BACAAN
══════

Suatu ketika Firdaus dapat melarikan diri dan bertemu seorang perempuan bernama Shafira, yaitu seorang perempuan yang bekerja sebagai mucikari. Firdaus diberi tempat ditempat tinggal oleh shafira, diberi pakaian lembut berbahan sutra dan apartemen yang menghadap sungai nil. Kemapanan itulah yang menjerumuskan Firdaus menjadi seorang pelacur. Tak lama dengan Shafira, ia merasa dimanfaatkan oleh Shafira sehingga ia melarikan diri. Setelah itu Firdaus meneruskan pekerjaannya sebagai seorang pelacur yang mandiri, ia tak mau tubuhnya dihargai rendah seperti ketika bersama Shafira, ia ingin tubuhnya dihargai tinggi, dan ia bisa memilih dengan siapa saja dia akan menjual tubuhnya.

══════

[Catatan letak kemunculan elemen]
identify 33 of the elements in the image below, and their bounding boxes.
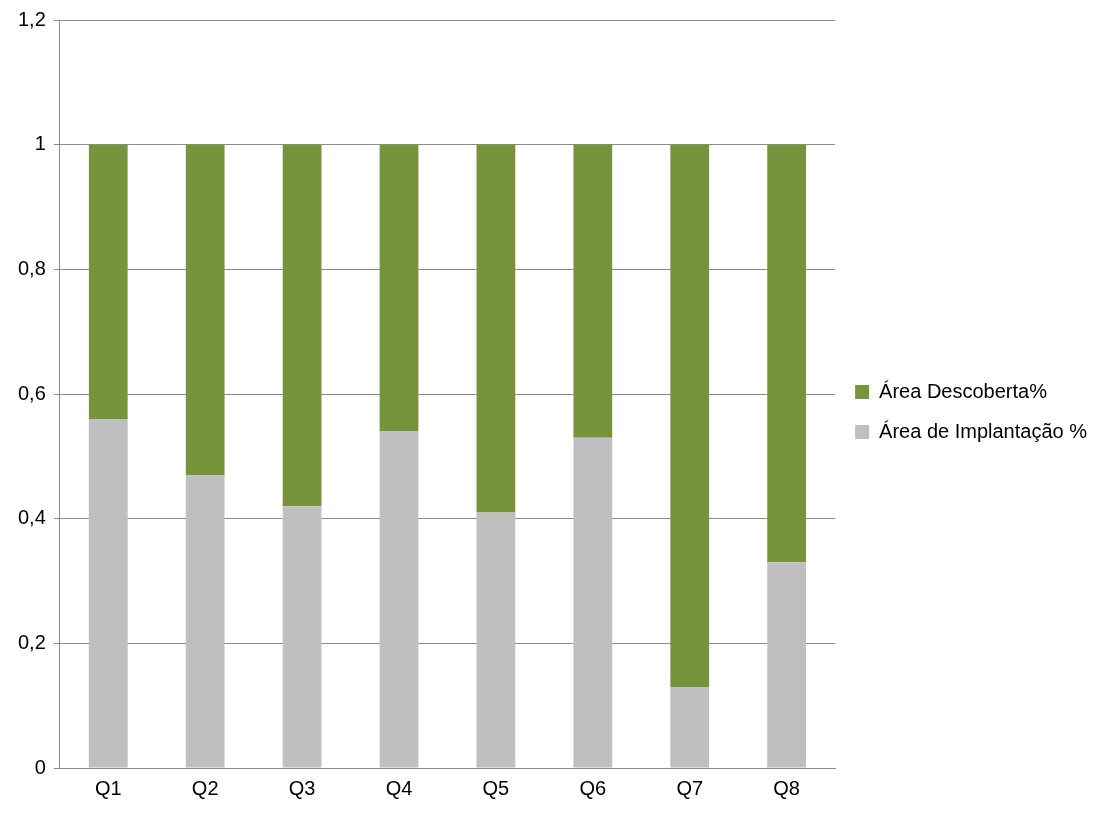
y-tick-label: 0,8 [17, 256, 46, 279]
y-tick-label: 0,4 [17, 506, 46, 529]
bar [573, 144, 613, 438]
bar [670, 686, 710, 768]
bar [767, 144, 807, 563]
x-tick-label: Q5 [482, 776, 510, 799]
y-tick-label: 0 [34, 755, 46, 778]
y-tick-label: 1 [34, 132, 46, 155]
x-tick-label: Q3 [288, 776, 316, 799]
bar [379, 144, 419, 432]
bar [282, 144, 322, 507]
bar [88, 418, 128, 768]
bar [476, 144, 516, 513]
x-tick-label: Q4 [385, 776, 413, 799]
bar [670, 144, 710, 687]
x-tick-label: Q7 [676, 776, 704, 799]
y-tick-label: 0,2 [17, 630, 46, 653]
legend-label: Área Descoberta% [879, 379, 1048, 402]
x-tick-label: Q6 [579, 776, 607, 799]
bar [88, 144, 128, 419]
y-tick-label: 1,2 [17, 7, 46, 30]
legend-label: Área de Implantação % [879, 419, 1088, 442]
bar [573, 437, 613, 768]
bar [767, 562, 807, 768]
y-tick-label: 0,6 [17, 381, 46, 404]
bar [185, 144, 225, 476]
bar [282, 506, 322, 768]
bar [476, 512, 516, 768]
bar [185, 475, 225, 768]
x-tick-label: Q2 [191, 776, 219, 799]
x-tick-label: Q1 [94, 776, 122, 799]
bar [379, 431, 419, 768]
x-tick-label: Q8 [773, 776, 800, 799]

══════

TANTANGAN
Tulis ulang seluruh bagian ringkasan kisah Firdaus dari "Suatu ketika Firdaus" sampai ke "akan menjual tubuhnya.", dan ganti sebutan "pelacur" menjadi "pekerja seks". Daftar di atas merupakan bahan yang terpisah dari ringkasan kisah Firdaus.

LATIHAN SELESAI
Suatu ketika Firdaus dapat melarikan diri dan bertemu seorang perempuan bernama Shafira, yaitu seorang perempuan yang bekerja sebagai mucikari. Firdaus diberi tempat ditempat tinggal oleh shafira, diberi pakaian lembut berbahan sutra dan apartemen yang menghadap sungai nil. Kemapanan itulah yang menjerumuskan Firdaus menjadi seorang pekerja seks. Tak lama dengan Shafira, ia merasa dimanfaatkan oleh Shafira sehingga ia melarikan diri. Setelah itu Firdaus meneruskan pekerjaannya sebagai seorang pekerja seks yang mandiri, ia tak mau tubuhnya dihargai rendah seperti ketika bersama Shafira, ia ingin tubuhnya dihargai tinggi, dan ia bisa memilih dengan siapa saja dia akan menjual tubuhnya.